Problem to solve =>
Identify every line in the records below that contains the word "emploie", and copy each of those lines.
● ● ● ●
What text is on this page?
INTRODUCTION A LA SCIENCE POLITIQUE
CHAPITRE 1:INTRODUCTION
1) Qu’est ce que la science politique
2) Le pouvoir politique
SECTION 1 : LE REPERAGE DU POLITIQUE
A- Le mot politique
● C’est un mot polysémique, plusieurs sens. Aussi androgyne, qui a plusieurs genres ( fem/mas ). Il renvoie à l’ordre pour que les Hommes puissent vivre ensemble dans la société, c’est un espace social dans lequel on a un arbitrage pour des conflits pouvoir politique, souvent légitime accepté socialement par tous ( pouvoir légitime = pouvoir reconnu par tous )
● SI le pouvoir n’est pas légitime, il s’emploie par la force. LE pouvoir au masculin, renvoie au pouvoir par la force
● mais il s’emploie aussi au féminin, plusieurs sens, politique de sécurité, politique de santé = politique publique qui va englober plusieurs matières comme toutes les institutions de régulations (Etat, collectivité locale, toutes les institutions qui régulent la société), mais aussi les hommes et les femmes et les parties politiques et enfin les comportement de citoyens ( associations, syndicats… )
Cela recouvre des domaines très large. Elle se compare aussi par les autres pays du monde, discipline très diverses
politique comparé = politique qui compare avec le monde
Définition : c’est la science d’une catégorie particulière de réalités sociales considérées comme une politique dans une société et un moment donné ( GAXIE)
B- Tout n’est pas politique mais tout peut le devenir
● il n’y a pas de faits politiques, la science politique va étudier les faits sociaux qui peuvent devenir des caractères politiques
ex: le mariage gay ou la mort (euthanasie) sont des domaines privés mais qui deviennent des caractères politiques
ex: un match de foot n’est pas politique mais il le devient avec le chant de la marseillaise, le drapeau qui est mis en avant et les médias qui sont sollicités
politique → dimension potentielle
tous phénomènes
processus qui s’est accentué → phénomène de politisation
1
● ● ● ●
Exercise solution =>
● SI le pouvoir n’est pas légitime, il s’emploie par la force. LE pouvoir au masculin, renvoie au pouvoir par la force
● mais il s’emploie aussi au féminin, plusieurs sens, politique de sécurité, politique de santé = politique publique qui va englober plusieurs matières comme toutes les institutions de régulations (Etat, collectivité locale, toutes les institutions qui régulent la société), mais aussi les hommes et les femmes et les parties politiques et enfin les comportement de citoyens ( associations, syndicats… )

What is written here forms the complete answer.